YOUR OBJECTIVE: The records below are to be quoted in full; please keep every word exact.

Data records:
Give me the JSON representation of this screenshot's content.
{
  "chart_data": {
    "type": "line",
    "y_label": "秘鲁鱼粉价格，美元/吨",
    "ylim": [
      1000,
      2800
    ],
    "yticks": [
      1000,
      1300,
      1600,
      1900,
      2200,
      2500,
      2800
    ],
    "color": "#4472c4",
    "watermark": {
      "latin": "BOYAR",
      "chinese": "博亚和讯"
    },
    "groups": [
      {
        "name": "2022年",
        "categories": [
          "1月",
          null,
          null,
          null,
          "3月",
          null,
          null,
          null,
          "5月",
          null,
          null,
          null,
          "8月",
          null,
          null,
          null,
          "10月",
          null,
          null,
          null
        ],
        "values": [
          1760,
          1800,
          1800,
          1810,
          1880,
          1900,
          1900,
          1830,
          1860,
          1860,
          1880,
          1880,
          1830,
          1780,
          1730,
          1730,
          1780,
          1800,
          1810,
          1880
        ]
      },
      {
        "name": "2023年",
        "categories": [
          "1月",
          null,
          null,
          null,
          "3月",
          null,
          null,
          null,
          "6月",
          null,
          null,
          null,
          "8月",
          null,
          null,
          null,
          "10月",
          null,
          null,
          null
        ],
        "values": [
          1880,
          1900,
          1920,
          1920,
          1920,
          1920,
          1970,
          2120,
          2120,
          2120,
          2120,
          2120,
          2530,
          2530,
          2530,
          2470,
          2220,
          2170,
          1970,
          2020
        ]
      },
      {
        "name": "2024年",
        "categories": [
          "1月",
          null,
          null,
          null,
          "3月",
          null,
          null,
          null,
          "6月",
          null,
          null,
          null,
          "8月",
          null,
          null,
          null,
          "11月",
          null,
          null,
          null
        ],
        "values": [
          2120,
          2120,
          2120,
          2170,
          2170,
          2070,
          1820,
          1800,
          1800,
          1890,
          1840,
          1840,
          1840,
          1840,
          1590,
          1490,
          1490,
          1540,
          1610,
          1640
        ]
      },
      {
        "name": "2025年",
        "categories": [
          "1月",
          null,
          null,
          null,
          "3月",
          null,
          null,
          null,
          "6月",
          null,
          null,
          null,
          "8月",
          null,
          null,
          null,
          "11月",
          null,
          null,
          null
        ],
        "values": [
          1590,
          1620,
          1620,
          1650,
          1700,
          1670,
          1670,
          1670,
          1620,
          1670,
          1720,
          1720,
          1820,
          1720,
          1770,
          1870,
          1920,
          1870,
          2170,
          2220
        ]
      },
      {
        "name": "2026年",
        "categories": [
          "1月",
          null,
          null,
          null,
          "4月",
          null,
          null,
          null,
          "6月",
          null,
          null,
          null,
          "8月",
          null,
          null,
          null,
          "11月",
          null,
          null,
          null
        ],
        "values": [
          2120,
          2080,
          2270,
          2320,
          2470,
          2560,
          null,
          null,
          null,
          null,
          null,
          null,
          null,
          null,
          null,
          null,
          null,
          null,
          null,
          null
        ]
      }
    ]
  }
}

EXERCISE OUTPUT:
Give me the JSON representation of this screenshot's content.
{
  "chart_data": {
    "type": "line",
    "y_label": "秘鲁鱼粉价格，美元/吨",
    "ylim": [
      1000,
      2800
    ],
    "yticks": [
      1000,
      1300,
      1600,
      1900,
      2200,
      2500,
      2800
    ],
    "color": "#4472c4",
    "watermark": {
      "latin": "BOYAR",
      "chinese": "博亚和讯"
    },
    "groups": [
      {
        "name": "2022年",
        "categories": [
          "1月",
          null,
          null,
          null,
          "3月",
          null,
          null,
          null,
          "5月",
          null,
          null,
          null,
          "8月",
          null,
          null,
          null,
          "10月",
          null,
          null,
          null
        ],
        "values": [
          1760,
          1800,
          1800,
          1810,
          1880,
          1900,
          1900,
          1830,
          1860,
          1860,
          1880,
          1880,
          1830,
          1780,
          1730,
          1730,
          1780,
          1800,
          1810,
          1880
        ]
      },
      {
        "name": "2023年",
        "categories": [
          "1月",
          null,
          null,
          null,
          "3月",
          null,
          null,
          null,
          "6月",
          null,
          null,
          null,
          "8月",
          null,
          null,
          null,
          "10月",
          null,
          null,
          null
        ],
        "values": [
          1880,
          1900,
          1920,
          1920,
          1920,
          1920,
          1970,
          2120,
          2120,
          2120,
          2120,
          2120,
          2530,
          2530,
          2530,
          2470,
          2220,
          2170,
          1970,
          2020
        ]
      },
      {
        "name": "2024年",
        "categories": [
          "1月",
          null,
          null,
          null,
          "3月",
          null,
          null,
          null,
          "6月",
          null,
          null,
          null,
          "8月",
          null,
          null,
          null,
          "11月",
          null,
          null,
          null
        ],
        "values": [
          2120,
          2120,
          2120,
          2170,
          2170,
          2070,
          1820,
          1800,
          1800,
          1890,
          1840,
          1840,
          1840,
          1840,
          1590,
          1490,
          1490,
          1540,
          1610,
          1640
        ]
      },
      {
        "name": "2025年",
        "categories": [
          "1月",
          null,
          null,
          null,
          "3月",
          null,
          null,
          null,
          "6月",
          null,
          null,
          null,
          "8月",
          null,
          null,
          null,
          "11月",
          null,
          null,
          null
        ],
        "values": [
          1590,
          1620,
          1620,
          1650,
          1700,
          1670,
          1670,
          1670,
          1620,
          1670,
          1720,
          1720,
          1820,
          1720,
          1770,
          1870,
          1920,
          1870,
          2170,
          2220
        ]
      },
      {
        "name": "2026年",
        "categories": [
          "1月",
          null,
          null,
          null,
          "4月",
          null,
          null,
          null,
          "6月",
          null,
          null,
          null,
          "8月",
          null,
          null,
          null,
          "11月",
          null,
          null,
          null
        ],
        "values": [
          2120,
          2080,
          2270,
          2320,
          2470,
          2560,
          null,
          null,
          null,
          null,
          null,
          null,
          null,
          null,
          null,
          null,
          null,
          null,
          null,
          null
        ]
      }
    ]
  }
}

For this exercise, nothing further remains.